> [TASK TO COMPLETE] Write each line out exactly, leaving none out.

begin MATERIAL PROVIDED

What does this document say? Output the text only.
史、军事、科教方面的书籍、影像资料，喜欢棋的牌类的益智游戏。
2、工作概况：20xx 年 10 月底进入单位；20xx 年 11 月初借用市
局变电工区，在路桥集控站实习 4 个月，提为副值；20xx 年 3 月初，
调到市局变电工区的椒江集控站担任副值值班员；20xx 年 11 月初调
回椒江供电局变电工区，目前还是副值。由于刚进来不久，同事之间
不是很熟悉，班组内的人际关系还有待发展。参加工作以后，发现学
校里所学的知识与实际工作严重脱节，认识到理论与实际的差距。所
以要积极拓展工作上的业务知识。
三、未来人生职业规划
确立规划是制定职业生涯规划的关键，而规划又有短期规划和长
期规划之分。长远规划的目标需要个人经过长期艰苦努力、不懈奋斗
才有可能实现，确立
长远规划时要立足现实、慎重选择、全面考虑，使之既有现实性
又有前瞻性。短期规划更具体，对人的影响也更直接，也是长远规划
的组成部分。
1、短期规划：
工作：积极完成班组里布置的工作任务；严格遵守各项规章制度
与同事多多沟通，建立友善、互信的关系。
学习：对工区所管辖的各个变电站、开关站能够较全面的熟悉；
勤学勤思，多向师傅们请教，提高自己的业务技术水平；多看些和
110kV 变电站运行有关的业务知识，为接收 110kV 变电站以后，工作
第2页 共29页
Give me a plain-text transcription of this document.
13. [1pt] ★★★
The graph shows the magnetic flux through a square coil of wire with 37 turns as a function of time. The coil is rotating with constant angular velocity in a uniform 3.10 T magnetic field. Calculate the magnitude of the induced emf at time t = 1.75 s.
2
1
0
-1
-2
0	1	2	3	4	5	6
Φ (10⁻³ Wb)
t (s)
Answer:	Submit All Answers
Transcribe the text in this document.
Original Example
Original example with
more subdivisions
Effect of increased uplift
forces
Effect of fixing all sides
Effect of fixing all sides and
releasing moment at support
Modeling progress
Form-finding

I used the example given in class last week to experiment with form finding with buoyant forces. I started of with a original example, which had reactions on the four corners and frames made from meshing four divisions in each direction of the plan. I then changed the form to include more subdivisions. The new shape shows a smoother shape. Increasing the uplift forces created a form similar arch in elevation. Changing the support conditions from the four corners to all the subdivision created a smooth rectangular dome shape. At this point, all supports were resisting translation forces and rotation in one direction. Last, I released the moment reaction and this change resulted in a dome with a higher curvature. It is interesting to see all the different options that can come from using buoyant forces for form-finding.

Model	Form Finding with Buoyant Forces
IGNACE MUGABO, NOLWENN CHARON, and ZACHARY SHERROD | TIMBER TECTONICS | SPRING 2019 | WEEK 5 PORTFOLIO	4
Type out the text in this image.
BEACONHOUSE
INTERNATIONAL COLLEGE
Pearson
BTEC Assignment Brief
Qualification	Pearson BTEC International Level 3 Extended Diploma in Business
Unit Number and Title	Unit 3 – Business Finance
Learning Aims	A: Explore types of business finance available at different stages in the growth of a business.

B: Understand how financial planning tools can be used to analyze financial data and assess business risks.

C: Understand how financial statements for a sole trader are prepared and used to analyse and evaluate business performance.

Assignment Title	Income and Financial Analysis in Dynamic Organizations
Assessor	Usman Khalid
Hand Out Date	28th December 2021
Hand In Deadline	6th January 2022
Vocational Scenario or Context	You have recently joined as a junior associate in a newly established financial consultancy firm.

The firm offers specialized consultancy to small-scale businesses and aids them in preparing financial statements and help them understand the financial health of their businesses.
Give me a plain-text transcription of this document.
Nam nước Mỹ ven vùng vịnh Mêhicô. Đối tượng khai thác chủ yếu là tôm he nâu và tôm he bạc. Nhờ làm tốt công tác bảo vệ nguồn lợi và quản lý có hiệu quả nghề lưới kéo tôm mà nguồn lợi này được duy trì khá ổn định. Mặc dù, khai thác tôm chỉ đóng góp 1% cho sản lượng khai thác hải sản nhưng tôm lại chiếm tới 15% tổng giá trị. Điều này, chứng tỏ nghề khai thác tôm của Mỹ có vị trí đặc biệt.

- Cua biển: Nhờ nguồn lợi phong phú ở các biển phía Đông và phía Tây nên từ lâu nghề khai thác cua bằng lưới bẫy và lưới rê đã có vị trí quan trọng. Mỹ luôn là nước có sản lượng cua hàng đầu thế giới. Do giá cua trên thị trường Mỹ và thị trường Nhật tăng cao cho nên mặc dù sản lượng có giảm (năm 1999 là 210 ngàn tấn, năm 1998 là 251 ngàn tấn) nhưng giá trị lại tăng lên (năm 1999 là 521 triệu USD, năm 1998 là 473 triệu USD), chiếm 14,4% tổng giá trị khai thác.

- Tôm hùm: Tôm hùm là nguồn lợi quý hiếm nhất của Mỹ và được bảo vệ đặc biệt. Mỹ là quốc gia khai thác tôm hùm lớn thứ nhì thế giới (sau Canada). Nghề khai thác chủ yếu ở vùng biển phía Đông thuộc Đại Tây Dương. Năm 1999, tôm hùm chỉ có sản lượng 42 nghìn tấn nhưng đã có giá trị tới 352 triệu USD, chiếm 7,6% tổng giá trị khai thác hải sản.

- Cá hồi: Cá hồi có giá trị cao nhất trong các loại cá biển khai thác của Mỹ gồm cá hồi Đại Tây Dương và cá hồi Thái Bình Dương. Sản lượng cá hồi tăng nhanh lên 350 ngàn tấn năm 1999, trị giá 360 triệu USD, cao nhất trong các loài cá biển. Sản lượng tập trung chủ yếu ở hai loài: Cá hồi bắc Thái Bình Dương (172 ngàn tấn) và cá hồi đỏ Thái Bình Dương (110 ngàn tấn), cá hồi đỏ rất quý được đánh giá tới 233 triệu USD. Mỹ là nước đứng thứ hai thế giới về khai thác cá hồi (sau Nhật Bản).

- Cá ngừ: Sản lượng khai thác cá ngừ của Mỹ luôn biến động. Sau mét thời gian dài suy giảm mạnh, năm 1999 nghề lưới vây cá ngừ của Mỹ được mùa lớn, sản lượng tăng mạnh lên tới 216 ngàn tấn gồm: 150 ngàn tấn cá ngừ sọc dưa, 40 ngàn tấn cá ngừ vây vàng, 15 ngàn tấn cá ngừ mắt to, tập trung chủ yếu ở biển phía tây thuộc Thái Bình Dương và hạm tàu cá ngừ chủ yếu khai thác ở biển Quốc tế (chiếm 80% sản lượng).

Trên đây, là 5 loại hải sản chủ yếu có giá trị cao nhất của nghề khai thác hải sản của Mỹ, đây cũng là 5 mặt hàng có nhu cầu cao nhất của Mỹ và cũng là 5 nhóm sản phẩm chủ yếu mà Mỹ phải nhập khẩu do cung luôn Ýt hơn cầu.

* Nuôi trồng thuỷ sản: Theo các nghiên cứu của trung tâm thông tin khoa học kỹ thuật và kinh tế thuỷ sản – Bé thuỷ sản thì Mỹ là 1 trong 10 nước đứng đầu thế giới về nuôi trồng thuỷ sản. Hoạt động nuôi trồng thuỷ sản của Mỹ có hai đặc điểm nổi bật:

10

end MATERIAL PROVIDED

> [EXERCISE SOLUTION]
What does this document say? Output the text only.
史、军事、科教方面的书籍、影像资料，喜欢棋的牌类的益智游戏。
2、工作概况：20xx 年 10 月底进入单位；20xx 年 11 月初借用市
局变电工区，在路桥集控站实习 4 个月，提为副值；20xx 年 3 月初，
调到市局变电工区的椒江集控站担任副值值班员；20xx 年 11 月初调
回椒江供电局变电工区，目前还是副值。由于刚进来不久，同事之间
不是很熟悉，班组内的人际关系还有待发展。参加工作以后，发现学
校里所学的知识与实际工作严重脱节，认识到理论与实际的差距。所
以要积极拓展工作上的业务知识。
三、未来人生职业规划
确立规划是制定职业生涯规划的关键，而规划又有短期规划和长
期规划之分。长远规划的目标需要个人经过长期艰苦努力、不懈奋斗
才有可能实现，确立
长远规划时要立足现实、慎重选择、全面考虑，使之既有现实性
又有前瞻性。短期规划更具体，对人的影响也更直接，也是长远规划
的组成部分。
1、短期规划：
工作：积极完成班组里布置的工作任务；严格遵守各项规章制度
与同事多多沟通，建立友善、互信的关系。
学习：对工区所管辖的各个变电站、开关站能够较全面的熟悉；
勤学勤思，多向师傅们请教，提高自己的业务技术水平；多看些和
110kV 变电站运行有关的业务知识，为接收 110kV 变电站以后，工作
第2页 共29页
Give me a plain-text transcription of this document.
13. [1pt] ★★★
The graph shows the magnetic flux through a square coil of wire with 37 turns as a function of time. The coil is rotating with constant angular velocity in a uniform 3.10 T magnetic field. Calculate the magnitude of the induced emf at time t = 1.75 s.
2
1
0
-1
-2
0	1	2	3	4	5	6
Φ (10⁻³ Wb)
t (s)
Answer:	Submit All Answers
Transcribe the text in this document.
Original Example
Original example with
more subdivisions
Effect of increased uplift
forces
Effect of fixing all sides
Effect of fixing all sides and
releasing moment at support
Modeling progress
Form-finding

I used the example given in class last week to experiment with form finding with buoyant forces. I started of with a original example, which had reactions on the four corners and frames made from meshing four divisions in each direction of the plan. I then changed the form to include more subdivisions. The new shape shows a smoother shape. Increasing the uplift forces created a form similar arch in elevation. Changing the support conditions from the four corners to all the subdivision created a smooth rectangular dome shape. At this point, all supports were resisting translation forces and rotation in one direction. Last, I released the moment reaction and this change resulted in a dome with a higher curvature. It is interesting to see all the different options that can come from using buoyant forces for form-finding.

Model	Form Finding with Buoyant Forces
IGNACE MUGABO, NOLWENN CHARON, and ZACHARY SHERROD | TIMBER TECTONICS | SPRING 2019 | WEEK 5 PORTFOLIO	4
Type out the text in this image.
BEACONHOUSE
INTERNATIONAL COLLEGE
Pearson
BTEC Assignment Brief
Qualification	Pearson BTEC International Level 3 Extended Diploma in Business
Unit Number and Title	Unit 3 – Business Finance
Learning Aims	A: Explore types of business finance available at different stages in the growth of a business.

B: Understand how financial planning tools can be used to analyze financial data and assess business risks.

C: Understand how financial statements for a sole trader are prepared and used to analyse and evaluate business performance.

Assignment Title	Income and Financial Analysis in Dynamic Organizations
Assessor	Usman Khalid
Hand Out Date	28th December 2021
Hand In Deadline	6th January 2022
Vocational Scenario or Context	You have recently joined as a junior associate in a newly established financial consultancy firm.

The firm offers specialized consultancy to small-scale businesses and aids them in preparing financial statements and help them understand the financial health of their businesses.
Give me a plain-text transcription of this document.
Nam nước Mỹ ven vùng vịnh Mêhicô. Đối tượng khai thác chủ yếu là tôm he nâu và tôm he bạc. Nhờ làm tốt công tác bảo vệ nguồn lợi và quản lý có hiệu quả nghề lưới kéo tôm mà nguồn lợi này được duy trì khá ổn định. Mặc dù, khai thác tôm chỉ đóng góp 1% cho sản lượng khai thác hải sản nhưng tôm lại chiếm tới 15% tổng giá trị. Điều này, chứng tỏ nghề khai thác tôm của Mỹ có vị trí đặc biệt.

- Cua biển: Nhờ nguồn lợi phong phú ở các biển phía Đông và phía Tây nên từ lâu nghề khai thác cua bằng lưới bẫy và lưới rê đã có vị trí quan trọng. Mỹ luôn là nước có sản lượng cua hàng đầu thế giới. Do giá cua trên thị trường Mỹ và thị trường Nhật tăng cao cho nên mặc dù sản lượng có giảm (năm 1999 là 210 ngàn tấn, năm 1998 là 251 ngàn tấn) nhưng giá trị lại tăng lên (năm 1999 là 521 triệu USD, năm 1998 là 473 triệu USD), chiếm 14,4% tổng giá trị khai thác.

- Tôm hùm: Tôm hùm là nguồn lợi quý hiếm nhất của Mỹ và được bảo vệ đặc biệt. Mỹ là quốc gia khai thác tôm hùm lớn thứ nhì thế giới (sau Canada). Nghề khai thác chủ yếu ở vùng biển phía Đông thuộc Đại Tây Dương. Năm 1999, tôm hùm chỉ có sản lượng 42 nghìn tấn nhưng đã có giá trị tới 352 triệu USD, chiếm 7,6% tổng giá trị khai thác hải sản.

- Cá hồi: Cá hồi có giá trị cao nhất trong các loại cá biển khai thác của Mỹ gồm cá hồi Đại Tây Dương và cá hồi Thái Bình Dương. Sản lượng cá hồi tăng nhanh lên 350 ngàn tấn năm 1999, trị giá 360 triệu USD, cao nhất trong các loài cá biển. Sản lượng tập trung chủ yếu ở hai loài: Cá hồi bắc Thái Bình Dương (172 ngàn tấn) và cá hồi đỏ Thái Bình Dương (110 ngàn tấn), cá hồi đỏ rất quý được đánh giá tới 233 triệu USD. Mỹ là nước đứng thứ hai thế giới về khai thác cá hồi (sau Nhật Bản).

- Cá ngừ: Sản lượng khai thác cá ngừ của Mỹ luôn biến động. Sau mét thời gian dài suy giảm mạnh, năm 1999 nghề lưới vây cá ngừ của Mỹ được mùa lớn, sản lượng tăng mạnh lên tới 216 ngàn tấn gồm: 150 ngàn tấn cá ngừ sọc dưa, 40 ngàn tấn cá ngừ vây vàng, 15 ngàn tấn cá ngừ mắt to, tập trung chủ yếu ở biển phía tây thuộc Thái Bình Dương và hạm tàu cá ngừ chủ yếu khai thác ở biển Quốc tế (chiếm 80% sản lượng).

Trên đây, là 5 loại hải sản chủ yếu có giá trị cao nhất của nghề khai thác hải sản của Mỹ, đây cũng là 5 mặt hàng có nhu cầu cao nhất của Mỹ và cũng là 5 nhóm sản phẩm chủ yếu mà Mỹ phải nhập khẩu do cung luôn Ýt hơn cầu.

* Nuôi trồng thuỷ sản: Theo các nghiên cứu của trung tâm thông tin khoa học kỹ thuật và kinh tế thuỷ sản – Bé thuỷ sản thì Mỹ là 1 trong 10 nước đứng đầu thế giới về nuôi trồng thuỷ sản. Hoạt động nuôi trồng thuỷ sản của Mỹ có hai đặc điểm nổi bật:

10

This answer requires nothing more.